▸ PROVIDED DATA
——————

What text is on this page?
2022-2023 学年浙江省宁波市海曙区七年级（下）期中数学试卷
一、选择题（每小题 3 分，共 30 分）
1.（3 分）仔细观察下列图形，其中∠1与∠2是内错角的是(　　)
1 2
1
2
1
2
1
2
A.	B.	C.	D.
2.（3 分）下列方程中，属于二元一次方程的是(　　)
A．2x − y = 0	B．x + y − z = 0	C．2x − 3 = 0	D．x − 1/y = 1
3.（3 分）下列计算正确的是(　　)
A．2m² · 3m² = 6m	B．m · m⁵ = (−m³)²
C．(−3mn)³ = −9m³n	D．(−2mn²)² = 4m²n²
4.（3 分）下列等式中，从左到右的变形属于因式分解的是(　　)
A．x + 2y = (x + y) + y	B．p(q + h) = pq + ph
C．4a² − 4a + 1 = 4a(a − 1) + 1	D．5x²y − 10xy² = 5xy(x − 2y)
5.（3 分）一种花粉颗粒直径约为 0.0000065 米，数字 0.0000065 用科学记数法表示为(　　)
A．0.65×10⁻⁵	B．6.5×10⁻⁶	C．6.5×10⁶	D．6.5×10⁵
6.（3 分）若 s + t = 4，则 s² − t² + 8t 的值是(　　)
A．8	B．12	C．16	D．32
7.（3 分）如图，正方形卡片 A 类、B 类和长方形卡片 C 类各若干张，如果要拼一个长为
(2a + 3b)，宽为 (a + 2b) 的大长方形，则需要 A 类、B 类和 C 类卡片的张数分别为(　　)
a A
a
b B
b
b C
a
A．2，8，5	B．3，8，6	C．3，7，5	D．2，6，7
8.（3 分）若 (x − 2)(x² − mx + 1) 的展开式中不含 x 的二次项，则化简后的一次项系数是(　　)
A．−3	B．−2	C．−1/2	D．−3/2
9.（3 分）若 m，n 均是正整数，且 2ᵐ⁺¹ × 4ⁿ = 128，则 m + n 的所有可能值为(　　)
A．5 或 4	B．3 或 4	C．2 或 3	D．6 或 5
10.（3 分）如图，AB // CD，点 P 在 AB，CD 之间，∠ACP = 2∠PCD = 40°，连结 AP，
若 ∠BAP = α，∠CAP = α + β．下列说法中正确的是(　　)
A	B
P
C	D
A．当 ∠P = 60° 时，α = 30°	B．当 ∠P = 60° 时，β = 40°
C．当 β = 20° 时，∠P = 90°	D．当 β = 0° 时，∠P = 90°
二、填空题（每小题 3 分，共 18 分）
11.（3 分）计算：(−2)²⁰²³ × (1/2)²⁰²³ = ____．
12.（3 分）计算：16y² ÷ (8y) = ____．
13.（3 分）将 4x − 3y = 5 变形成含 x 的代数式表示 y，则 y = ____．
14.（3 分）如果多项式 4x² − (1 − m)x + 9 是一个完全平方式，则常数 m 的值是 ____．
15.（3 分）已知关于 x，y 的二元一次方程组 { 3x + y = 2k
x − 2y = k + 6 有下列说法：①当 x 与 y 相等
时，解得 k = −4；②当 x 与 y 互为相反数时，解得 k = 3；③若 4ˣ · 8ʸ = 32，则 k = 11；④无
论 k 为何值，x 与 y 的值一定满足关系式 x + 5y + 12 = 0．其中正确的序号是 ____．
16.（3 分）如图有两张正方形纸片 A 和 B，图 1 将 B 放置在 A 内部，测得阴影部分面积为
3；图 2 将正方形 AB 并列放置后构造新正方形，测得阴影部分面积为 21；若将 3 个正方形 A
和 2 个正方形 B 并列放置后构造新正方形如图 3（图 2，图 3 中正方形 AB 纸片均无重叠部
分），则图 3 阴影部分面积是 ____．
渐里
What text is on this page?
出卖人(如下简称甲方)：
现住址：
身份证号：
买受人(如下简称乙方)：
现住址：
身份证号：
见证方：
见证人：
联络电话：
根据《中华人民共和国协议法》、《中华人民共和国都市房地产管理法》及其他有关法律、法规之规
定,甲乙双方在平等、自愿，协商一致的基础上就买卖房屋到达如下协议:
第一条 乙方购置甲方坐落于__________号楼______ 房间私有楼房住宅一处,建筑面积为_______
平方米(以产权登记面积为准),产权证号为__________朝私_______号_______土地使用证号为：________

——————

▸ EXERCISE TASK
Out of the material above, gather each line where "测得阴影部分面积为" appears.

▸ TASK ANSWER
16.（3 分）如图有两张正方形纸片 A 和 B，图 1 将 B 放置在 A 内部，测得阴影部分面积为
3；图 2 将正方形 AB 并列放置后构造新正方形，测得阴影部分面积为 21；若将 3 个正方形 A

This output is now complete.